- Given instruction:
Within the records below, find each line that holds the string "Developmental", then copy it.

- Data listing:
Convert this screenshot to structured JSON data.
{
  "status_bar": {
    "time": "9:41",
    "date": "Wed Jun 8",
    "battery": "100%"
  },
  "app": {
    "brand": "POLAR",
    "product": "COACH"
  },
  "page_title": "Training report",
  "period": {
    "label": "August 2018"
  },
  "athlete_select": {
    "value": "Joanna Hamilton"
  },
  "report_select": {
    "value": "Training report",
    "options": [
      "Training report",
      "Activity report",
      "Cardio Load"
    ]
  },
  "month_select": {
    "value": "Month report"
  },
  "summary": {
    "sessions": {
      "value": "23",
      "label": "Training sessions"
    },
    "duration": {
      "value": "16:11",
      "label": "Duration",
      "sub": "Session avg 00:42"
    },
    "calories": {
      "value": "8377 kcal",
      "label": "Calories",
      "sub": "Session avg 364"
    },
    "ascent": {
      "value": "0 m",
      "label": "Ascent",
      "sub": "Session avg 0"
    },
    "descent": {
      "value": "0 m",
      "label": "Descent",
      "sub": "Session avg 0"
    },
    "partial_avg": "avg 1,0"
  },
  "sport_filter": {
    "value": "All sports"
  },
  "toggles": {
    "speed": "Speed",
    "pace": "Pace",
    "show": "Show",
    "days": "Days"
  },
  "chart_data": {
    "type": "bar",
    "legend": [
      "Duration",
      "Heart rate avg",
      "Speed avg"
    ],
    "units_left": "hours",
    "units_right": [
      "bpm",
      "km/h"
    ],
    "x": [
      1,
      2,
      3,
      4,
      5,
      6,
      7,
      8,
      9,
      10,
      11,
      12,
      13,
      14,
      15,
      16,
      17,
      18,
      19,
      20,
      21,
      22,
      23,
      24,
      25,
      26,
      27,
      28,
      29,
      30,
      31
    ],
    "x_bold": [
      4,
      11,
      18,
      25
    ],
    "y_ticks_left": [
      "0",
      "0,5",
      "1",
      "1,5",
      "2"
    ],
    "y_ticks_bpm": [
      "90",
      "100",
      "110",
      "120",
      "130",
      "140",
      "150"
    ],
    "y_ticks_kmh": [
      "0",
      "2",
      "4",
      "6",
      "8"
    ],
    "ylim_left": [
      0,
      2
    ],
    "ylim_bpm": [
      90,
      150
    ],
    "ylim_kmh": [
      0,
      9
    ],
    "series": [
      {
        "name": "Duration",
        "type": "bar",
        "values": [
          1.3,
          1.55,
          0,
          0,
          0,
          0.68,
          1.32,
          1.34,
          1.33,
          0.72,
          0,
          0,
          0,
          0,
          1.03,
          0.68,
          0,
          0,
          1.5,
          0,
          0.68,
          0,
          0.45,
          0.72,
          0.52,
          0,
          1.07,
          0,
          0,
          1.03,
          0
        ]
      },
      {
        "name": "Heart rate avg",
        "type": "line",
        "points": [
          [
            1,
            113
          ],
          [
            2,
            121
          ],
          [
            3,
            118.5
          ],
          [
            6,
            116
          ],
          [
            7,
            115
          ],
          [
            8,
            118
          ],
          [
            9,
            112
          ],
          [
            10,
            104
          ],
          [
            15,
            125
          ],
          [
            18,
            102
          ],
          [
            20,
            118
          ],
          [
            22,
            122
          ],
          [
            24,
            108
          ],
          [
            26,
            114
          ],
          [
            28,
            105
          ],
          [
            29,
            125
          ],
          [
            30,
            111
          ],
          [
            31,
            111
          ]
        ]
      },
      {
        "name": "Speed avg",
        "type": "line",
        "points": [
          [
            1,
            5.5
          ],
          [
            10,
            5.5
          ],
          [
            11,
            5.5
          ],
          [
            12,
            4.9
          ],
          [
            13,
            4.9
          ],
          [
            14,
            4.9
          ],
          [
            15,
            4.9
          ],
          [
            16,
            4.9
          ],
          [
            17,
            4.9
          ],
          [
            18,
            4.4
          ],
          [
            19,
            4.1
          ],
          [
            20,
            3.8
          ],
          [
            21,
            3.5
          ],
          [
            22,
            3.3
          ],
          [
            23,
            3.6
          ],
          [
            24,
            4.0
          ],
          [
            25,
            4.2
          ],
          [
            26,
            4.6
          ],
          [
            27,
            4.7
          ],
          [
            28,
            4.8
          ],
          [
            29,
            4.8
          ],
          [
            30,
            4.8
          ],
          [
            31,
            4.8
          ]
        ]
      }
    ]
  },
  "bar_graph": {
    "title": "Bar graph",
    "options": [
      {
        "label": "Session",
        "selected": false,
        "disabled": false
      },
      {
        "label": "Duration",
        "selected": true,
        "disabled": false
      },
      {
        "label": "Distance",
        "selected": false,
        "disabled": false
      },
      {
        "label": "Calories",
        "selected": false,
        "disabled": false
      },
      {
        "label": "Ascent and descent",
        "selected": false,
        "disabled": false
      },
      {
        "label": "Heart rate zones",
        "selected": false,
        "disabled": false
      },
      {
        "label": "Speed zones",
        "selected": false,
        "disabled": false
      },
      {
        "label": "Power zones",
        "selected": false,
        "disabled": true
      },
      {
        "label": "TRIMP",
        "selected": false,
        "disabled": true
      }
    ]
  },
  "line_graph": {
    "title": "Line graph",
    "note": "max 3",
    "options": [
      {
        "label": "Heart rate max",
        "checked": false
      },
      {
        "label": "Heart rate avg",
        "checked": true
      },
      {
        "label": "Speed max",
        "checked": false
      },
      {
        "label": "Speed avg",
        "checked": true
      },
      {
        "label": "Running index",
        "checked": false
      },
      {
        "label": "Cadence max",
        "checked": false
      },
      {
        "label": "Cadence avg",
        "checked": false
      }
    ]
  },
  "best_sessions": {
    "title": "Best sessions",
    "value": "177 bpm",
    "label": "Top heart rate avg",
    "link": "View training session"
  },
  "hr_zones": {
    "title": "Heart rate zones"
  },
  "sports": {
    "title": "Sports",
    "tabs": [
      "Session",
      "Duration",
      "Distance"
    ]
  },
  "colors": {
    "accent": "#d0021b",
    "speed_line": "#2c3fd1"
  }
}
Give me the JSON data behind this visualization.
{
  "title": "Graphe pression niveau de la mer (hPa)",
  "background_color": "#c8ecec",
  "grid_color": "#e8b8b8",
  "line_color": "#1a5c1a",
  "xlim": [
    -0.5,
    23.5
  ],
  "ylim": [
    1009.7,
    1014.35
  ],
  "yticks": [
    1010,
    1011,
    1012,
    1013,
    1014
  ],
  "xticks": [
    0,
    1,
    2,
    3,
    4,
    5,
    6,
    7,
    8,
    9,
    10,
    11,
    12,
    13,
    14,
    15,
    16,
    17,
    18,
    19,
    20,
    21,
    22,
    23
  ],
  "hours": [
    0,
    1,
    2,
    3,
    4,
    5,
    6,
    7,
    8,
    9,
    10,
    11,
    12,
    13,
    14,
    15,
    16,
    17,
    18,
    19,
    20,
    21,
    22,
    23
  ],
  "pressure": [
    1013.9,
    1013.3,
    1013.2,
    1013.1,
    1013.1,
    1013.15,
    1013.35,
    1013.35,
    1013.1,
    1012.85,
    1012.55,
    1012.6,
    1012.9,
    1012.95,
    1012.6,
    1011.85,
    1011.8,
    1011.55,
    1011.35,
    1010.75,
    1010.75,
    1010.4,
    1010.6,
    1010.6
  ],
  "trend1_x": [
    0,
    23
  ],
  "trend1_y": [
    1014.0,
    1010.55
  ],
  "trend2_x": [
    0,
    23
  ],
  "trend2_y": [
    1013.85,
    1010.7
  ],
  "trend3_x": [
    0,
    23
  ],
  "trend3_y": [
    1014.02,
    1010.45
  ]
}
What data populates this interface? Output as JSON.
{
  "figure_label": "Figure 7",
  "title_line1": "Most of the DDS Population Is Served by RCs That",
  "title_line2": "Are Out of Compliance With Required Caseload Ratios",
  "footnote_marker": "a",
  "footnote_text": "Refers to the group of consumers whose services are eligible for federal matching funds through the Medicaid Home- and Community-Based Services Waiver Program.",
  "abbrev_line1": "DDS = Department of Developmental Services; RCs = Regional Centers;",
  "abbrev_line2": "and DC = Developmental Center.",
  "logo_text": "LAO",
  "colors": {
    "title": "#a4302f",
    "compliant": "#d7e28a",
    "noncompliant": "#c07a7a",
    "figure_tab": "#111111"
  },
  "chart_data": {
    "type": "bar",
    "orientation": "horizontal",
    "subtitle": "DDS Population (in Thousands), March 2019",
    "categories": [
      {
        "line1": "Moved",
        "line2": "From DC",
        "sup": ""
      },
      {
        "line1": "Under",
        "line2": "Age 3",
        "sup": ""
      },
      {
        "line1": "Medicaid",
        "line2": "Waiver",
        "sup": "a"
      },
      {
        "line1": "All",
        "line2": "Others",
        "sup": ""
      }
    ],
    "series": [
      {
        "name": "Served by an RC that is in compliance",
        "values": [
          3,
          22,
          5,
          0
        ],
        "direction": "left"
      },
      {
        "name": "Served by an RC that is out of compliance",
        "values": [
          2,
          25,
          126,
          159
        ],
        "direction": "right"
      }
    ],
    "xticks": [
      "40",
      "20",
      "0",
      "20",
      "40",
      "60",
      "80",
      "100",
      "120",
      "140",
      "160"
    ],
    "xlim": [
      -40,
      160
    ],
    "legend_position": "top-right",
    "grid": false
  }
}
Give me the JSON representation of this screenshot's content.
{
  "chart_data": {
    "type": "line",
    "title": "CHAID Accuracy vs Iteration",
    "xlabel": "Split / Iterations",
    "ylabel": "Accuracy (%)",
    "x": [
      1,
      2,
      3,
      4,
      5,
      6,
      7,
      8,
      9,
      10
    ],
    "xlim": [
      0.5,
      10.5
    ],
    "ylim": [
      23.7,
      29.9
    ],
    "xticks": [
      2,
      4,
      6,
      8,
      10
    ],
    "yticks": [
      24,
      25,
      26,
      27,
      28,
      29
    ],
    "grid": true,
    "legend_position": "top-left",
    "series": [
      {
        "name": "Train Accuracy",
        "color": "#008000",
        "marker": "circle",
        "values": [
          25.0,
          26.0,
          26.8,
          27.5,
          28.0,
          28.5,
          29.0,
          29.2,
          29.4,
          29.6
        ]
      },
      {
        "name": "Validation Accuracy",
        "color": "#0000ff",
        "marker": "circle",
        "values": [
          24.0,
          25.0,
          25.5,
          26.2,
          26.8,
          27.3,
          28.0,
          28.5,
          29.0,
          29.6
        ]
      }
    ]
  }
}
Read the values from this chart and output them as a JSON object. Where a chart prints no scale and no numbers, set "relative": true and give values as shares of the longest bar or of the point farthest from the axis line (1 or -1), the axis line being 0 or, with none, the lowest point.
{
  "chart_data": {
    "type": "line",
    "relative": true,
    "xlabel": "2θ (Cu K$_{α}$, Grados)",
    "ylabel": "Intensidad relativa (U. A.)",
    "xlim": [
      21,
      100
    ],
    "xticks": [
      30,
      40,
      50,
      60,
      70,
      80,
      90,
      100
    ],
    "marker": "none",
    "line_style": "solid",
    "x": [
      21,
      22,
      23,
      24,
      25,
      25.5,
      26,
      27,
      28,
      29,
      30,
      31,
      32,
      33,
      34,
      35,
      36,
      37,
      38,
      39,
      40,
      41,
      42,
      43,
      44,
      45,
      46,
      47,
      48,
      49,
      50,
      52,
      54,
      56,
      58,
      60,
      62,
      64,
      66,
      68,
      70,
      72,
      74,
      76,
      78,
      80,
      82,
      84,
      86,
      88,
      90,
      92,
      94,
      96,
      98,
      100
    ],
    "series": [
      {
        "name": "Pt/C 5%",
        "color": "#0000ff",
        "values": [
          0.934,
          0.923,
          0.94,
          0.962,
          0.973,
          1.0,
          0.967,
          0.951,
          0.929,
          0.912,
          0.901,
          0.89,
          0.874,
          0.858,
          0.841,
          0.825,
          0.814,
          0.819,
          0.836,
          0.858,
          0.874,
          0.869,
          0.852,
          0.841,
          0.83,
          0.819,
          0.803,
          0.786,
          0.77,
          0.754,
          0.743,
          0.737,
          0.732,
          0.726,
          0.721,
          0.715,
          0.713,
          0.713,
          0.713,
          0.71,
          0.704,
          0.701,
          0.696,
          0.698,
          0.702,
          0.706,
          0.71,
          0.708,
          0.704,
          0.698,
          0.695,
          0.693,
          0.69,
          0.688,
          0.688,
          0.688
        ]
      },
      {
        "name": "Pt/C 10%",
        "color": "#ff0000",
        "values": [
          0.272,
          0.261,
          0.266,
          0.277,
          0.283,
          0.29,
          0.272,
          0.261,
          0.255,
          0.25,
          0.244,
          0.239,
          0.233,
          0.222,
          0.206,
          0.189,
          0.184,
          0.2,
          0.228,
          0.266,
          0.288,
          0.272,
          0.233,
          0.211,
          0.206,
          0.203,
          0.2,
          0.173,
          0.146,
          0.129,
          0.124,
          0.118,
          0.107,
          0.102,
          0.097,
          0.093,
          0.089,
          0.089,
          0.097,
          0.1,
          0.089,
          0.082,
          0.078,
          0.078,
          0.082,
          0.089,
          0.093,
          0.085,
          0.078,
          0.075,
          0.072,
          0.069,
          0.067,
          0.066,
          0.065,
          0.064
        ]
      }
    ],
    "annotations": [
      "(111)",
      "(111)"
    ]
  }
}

- Task answer:
  "abbrev_line1": "DDS = Department of Developmental Services; RCs = Regional Centers;",
  "abbrev_line2": "and DC = Developmental Center.",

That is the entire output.